Leave out the pictures and restate the rest of the data exactly.

════════════════════

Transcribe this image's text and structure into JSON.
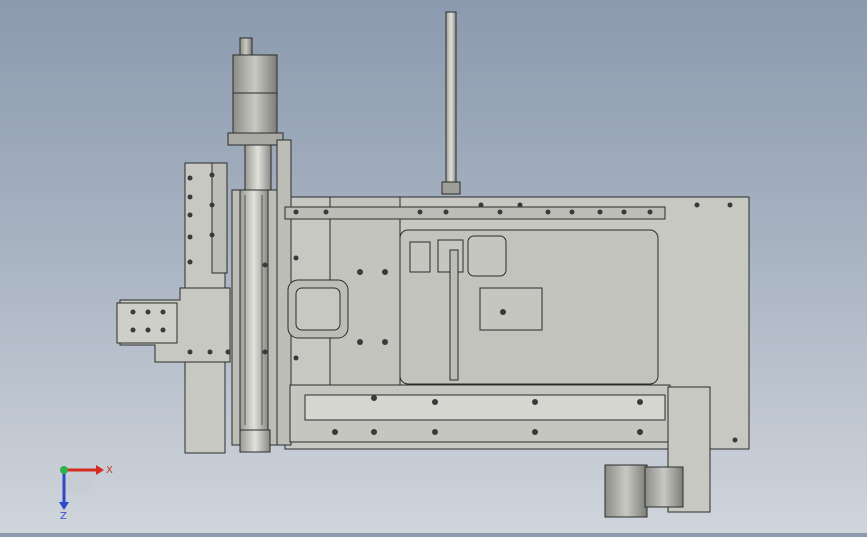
{
  "viewport": {
    "background_top": "#8b9aae",
    "background_bottom": "#d0d5dc",
    "part_fill": "#c8c8c2",
    "part_dark": "#9e9e98",
    "edge_color": "#2b2b2b"
  },
  "triad": {
    "x_label": "X",
    "y_label": "",
    "z_label": "Z",
    "x_color": "#d62d20",
    "y_color": "#2bb34a",
    "z_color": "#2f47c9"
  }
}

════════════════════

TASK RESPONSE:
Transcribe this image's text and structure into JSON.
{
  "viewport": {
    "background_top": "#8b9aae",
    "background_bottom": "#d0d5dc",
    "part_fill": "#c8c8c2",
    "part_dark": "#9e9e98",
    "edge_color": "#2b2b2b"
  },
  "triad": {
    "x_label": "X",
    "y_label": "",
    "z_label": "Z",
    "x_color": "#d62d20",
    "y_color": "#2bb34a",
    "z_color": "#2f47c9"
  }
}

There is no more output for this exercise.